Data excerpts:
|---|
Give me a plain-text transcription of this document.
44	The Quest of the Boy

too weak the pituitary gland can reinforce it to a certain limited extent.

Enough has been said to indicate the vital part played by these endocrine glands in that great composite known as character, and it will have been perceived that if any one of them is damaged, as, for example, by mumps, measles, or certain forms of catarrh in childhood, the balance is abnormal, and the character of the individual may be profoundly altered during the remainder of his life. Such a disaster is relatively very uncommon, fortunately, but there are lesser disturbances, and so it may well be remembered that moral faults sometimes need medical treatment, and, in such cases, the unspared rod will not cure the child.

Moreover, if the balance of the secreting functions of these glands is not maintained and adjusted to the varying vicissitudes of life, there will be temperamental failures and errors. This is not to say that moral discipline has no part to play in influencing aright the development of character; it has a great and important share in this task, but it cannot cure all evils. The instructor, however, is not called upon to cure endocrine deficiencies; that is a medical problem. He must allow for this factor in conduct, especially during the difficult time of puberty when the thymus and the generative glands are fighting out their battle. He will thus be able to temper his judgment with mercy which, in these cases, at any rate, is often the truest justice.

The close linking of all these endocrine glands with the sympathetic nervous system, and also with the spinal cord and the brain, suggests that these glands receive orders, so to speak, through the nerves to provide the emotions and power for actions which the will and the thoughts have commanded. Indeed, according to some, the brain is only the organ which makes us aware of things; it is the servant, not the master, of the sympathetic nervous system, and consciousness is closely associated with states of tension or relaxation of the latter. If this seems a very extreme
|---|
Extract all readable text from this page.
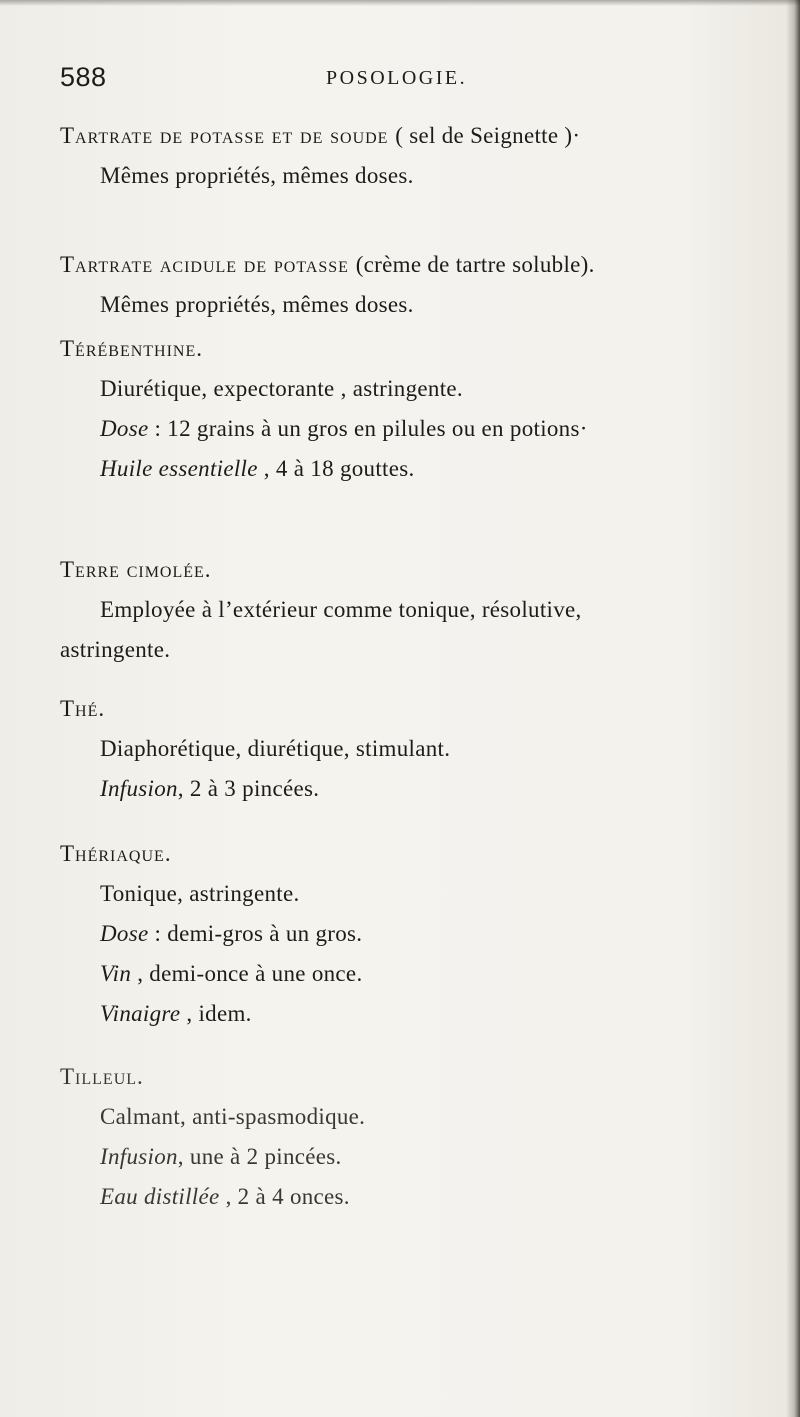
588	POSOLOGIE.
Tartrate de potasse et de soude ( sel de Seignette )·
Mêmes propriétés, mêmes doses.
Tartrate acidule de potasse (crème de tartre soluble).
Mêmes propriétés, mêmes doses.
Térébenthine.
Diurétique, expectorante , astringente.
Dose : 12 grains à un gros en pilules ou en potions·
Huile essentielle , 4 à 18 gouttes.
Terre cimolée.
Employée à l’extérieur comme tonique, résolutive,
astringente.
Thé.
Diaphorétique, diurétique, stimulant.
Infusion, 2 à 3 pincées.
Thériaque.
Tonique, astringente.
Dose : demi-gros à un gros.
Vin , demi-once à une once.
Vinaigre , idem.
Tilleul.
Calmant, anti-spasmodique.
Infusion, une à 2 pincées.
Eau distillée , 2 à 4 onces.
|---|
Extract every line containing the string "Infusion" from the material.

Infusion, 2 à 3 pincées.
Infusion, une à 2 pincées.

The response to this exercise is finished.